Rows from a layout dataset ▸

....

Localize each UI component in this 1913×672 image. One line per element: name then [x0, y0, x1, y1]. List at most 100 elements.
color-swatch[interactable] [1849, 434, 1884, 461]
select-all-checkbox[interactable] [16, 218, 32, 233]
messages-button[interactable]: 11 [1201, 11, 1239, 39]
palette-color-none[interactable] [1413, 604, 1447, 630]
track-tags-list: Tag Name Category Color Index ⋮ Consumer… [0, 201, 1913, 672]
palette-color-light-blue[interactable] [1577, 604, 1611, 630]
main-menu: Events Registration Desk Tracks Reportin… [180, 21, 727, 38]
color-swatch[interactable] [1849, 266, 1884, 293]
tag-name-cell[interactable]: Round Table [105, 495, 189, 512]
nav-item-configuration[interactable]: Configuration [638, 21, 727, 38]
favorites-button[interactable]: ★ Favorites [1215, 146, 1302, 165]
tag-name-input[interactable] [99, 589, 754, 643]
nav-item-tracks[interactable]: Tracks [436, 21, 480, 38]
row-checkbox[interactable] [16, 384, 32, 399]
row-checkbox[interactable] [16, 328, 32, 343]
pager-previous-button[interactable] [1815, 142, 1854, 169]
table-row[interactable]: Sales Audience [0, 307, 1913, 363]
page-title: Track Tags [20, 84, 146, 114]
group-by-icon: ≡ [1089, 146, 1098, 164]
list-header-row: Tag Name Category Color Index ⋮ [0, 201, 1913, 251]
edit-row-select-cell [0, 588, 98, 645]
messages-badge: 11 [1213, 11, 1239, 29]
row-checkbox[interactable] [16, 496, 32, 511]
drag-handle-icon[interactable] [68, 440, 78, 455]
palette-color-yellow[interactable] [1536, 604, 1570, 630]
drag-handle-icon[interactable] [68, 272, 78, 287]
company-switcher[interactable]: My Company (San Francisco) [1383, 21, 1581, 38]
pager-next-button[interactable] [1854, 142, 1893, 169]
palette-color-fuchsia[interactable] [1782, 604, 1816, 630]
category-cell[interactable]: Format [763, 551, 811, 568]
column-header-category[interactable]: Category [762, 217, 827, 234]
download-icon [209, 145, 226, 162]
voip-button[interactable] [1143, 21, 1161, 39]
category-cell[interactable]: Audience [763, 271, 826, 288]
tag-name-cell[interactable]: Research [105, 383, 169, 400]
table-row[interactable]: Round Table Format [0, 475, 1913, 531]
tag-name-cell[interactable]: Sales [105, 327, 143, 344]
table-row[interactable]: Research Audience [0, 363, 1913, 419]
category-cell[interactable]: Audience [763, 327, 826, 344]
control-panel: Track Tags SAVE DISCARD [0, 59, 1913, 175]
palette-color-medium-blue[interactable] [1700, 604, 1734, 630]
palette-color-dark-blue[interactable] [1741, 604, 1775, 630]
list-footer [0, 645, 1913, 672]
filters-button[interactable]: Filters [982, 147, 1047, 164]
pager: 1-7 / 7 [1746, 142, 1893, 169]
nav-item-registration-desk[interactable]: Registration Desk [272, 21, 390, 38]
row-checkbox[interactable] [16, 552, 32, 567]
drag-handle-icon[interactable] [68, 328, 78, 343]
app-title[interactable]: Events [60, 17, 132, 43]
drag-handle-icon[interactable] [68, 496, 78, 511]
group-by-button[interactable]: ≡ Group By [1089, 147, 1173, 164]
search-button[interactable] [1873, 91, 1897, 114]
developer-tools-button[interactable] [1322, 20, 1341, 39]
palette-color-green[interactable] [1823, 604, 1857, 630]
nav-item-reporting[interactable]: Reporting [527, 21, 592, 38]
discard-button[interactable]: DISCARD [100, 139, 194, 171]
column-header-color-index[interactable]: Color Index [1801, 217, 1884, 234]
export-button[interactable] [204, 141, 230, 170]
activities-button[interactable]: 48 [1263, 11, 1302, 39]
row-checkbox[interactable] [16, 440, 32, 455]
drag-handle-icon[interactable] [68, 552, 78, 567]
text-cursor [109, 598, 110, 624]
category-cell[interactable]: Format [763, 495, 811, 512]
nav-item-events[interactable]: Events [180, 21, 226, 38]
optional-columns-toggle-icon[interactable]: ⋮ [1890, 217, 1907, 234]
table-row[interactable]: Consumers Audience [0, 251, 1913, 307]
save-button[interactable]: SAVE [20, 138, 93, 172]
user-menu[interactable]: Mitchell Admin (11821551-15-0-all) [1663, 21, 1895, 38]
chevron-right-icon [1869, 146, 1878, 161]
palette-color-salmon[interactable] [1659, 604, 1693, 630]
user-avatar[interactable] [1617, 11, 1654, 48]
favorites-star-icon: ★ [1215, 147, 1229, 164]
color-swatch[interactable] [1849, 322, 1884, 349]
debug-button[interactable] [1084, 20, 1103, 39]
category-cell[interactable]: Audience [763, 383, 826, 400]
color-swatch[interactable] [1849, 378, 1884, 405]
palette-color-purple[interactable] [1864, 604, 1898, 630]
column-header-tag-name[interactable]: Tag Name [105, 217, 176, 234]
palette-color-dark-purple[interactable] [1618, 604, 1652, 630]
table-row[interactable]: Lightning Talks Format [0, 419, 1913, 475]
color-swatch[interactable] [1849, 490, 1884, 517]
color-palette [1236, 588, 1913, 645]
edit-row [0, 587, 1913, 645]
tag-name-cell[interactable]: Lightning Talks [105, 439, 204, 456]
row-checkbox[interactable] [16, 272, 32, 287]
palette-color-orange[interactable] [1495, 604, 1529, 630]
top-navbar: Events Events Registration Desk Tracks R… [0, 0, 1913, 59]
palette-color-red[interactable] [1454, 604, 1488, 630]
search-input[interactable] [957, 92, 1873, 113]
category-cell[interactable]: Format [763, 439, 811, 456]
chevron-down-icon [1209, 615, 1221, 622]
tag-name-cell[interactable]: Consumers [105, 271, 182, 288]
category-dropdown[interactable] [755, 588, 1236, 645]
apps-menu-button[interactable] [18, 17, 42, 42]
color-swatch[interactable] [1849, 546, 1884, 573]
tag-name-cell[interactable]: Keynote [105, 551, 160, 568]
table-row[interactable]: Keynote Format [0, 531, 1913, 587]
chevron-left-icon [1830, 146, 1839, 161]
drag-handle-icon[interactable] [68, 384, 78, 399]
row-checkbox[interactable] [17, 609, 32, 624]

....

Stated exercise ▸
Copy the material above line for line, with no changes.

Finished answer ▸
Localize each UI component in this 1913×672 image. One line per element: name then [x0, y0, x1, y1]. List at most 100 elements.
color-swatch[interactable] [1849, 434, 1884, 461]
select-all-checkbox[interactable] [16, 218, 32, 233]
messages-button[interactable]: 11 [1201, 11, 1239, 39]
palette-color-none[interactable] [1413, 604, 1447, 630]
track-tags-list: Tag Name Category Color Index ⋮ Consumer… [0, 201, 1913, 672]
palette-color-light-blue[interactable] [1577, 604, 1611, 630]
main-menu: Events Registration Desk Tracks Reportin… [180, 21, 727, 38]
color-swatch[interactable] [1849, 266, 1884, 293]
tag-name-cell[interactable]: Round Table [105, 495, 189, 512]
nav-item-configuration[interactable]: Configuration [638, 21, 727, 38]
favorites-button[interactable]: ★ Favorites [1215, 146, 1302, 165]
tag-name-input[interactable] [99, 589, 754, 643]
nav-item-tracks[interactable]: Tracks [436, 21, 480, 38]
row-checkbox[interactable] [16, 384, 32, 399]
row-checkbox[interactable] [16, 328, 32, 343]
pager-previous-button[interactable] [1815, 142, 1854, 169]
table-row[interactable]: Sales Audience [0, 307, 1913, 363]
page-title: Track Tags [20, 84, 146, 114]
group-by-icon: ≡ [1089, 146, 1098, 164]
list-header-row: Tag Name Category Color Index ⋮ [0, 201, 1913, 251]
edit-row-select-cell [0, 588, 98, 645]
messages-badge: 11 [1213, 11, 1239, 29]
row-checkbox[interactable] [16, 496, 32, 511]
drag-handle-icon[interactable] [68, 440, 78, 455]
palette-color-yellow[interactable] [1536, 604, 1570, 630]
drag-handle-icon[interactable] [68, 272, 78, 287]
company-switcher[interactable]: My Company (San Francisco) [1383, 21, 1581, 38]
pager-next-button[interactable] [1854, 142, 1893, 169]
palette-color-fuchsia[interactable] [1782, 604, 1816, 630]
category-cell[interactable]: Format [763, 551, 811, 568]
column-header-category[interactable]: Category [762, 217, 827, 234]
download-icon [209, 145, 226, 162]
voip-button[interactable] [1143, 21, 1161, 39]
category-cell[interactable]: Audience [763, 271, 826, 288]
tag-name-cell[interactable]: Research [105, 383, 169, 400]
table-row[interactable]: Round Table Format [0, 475, 1913, 531]
tag-name-cell[interactable]: Sales [105, 327, 143, 344]
table-row[interactable]: Research Audience [0, 363, 1913, 419]
category-cell[interactable]: Audience [763, 327, 826, 344]
control-panel: Track Tags SAVE DISCARD [0, 59, 1913, 175]
palette-color-medium-blue[interactable] [1700, 604, 1734, 630]
palette-color-dark-blue[interactable] [1741, 604, 1775, 630]
list-footer [0, 645, 1913, 672]
filters-button[interactable]: Filters [982, 147, 1047, 164]
pager: 1-7 / 7 [1746, 142, 1893, 169]
nav-item-registration-desk[interactable]: Registration Desk [272, 21, 390, 38]
row-checkbox[interactable] [16, 552, 32, 567]
drag-handle-icon[interactable] [68, 328, 78, 343]
app-title[interactable]: Events [60, 17, 132, 43]
drag-handle-icon[interactable] [68, 496, 78, 511]
group-by-button[interactable]: ≡ Group By [1089, 147, 1173, 164]
search-button[interactable] [1873, 91, 1897, 114]
developer-tools-button[interactable] [1322, 20, 1341, 39]
palette-color-green[interactable] [1823, 604, 1857, 630]
nav-item-reporting[interactable]: Reporting [527, 21, 592, 38]
discard-button[interactable]: DISCARD [100, 139, 194, 171]
column-header-color-index[interactable]: Color Index [1801, 217, 1884, 234]
export-button[interactable] [204, 141, 230, 170]
activities-button[interactable]: 48 [1263, 11, 1302, 39]
row-checkbox[interactable] [16, 440, 32, 455]
drag-handle-icon[interactable] [68, 552, 78, 567]
text-cursor [109, 598, 110, 624]
category-cell[interactable]: Format [763, 495, 811, 512]
nav-item-events[interactable]: Events [180, 21, 226, 38]
optional-columns-toggle-icon[interactable]: ⋮ [1890, 217, 1907, 234]
table-row[interactable]: Consumers Audience [0, 251, 1913, 307]
save-button[interactable]: SAVE [20, 138, 93, 172]
user-menu[interactable]: Mitchell Admin (11821551-15-0-all) [1663, 21, 1895, 38]
chevron-right-icon [1869, 146, 1878, 161]
palette-color-salmon[interactable] [1659, 604, 1693, 630]
user-avatar[interactable] [1617, 11, 1654, 48]
favorites-star-icon: ★ [1215, 147, 1229, 164]
color-swatch[interactable] [1849, 322, 1884, 349]
debug-button[interactable] [1084, 20, 1103, 39]
category-cell[interactable]: Audience [763, 383, 826, 400]
color-swatch[interactable] [1849, 378, 1884, 405]
palette-color-purple[interactable] [1864, 604, 1898, 630]
column-header-tag-name[interactable]: Tag Name [105, 217, 176, 234]
palette-color-dark-purple[interactable] [1618, 604, 1652, 630]
table-row[interactable]: Lightning Talks Format [0, 419, 1913, 475]
color-swatch[interactable] [1849, 490, 1884, 517]
color-palette [1236, 588, 1913, 645]
edit-row [0, 587, 1913, 645]
tag-name-cell[interactable]: Lightning Talks [105, 439, 204, 456]
row-checkbox[interactable] [16, 272, 32, 287]
palette-color-orange[interactable] [1495, 604, 1529, 630]
top-navbar: Events Events Registration Desk Tracks R… [0, 0, 1913, 59]
palette-color-red[interactable] [1454, 604, 1488, 630]
search-input[interactable] [957, 92, 1873, 113]
category-cell[interactable]: Format [763, 439, 811, 456]
chevron-down-icon [1209, 615, 1221, 622]
tag-name-cell[interactable]: Consumers [105, 271, 182, 288]
category-dropdown[interactable] [755, 588, 1236, 645]
apps-menu-button[interactable] [18, 17, 42, 42]
color-swatch[interactable] [1849, 546, 1884, 573]
tag-name-cell[interactable]: Keynote [105, 551, 160, 568]
table-row[interactable]: Keynote Format [0, 531, 1913, 587]
chevron-left-icon [1830, 146, 1839, 161]
drag-handle-icon[interactable] [68, 384, 78, 399]
row-checkbox[interactable] [17, 609, 32, 624]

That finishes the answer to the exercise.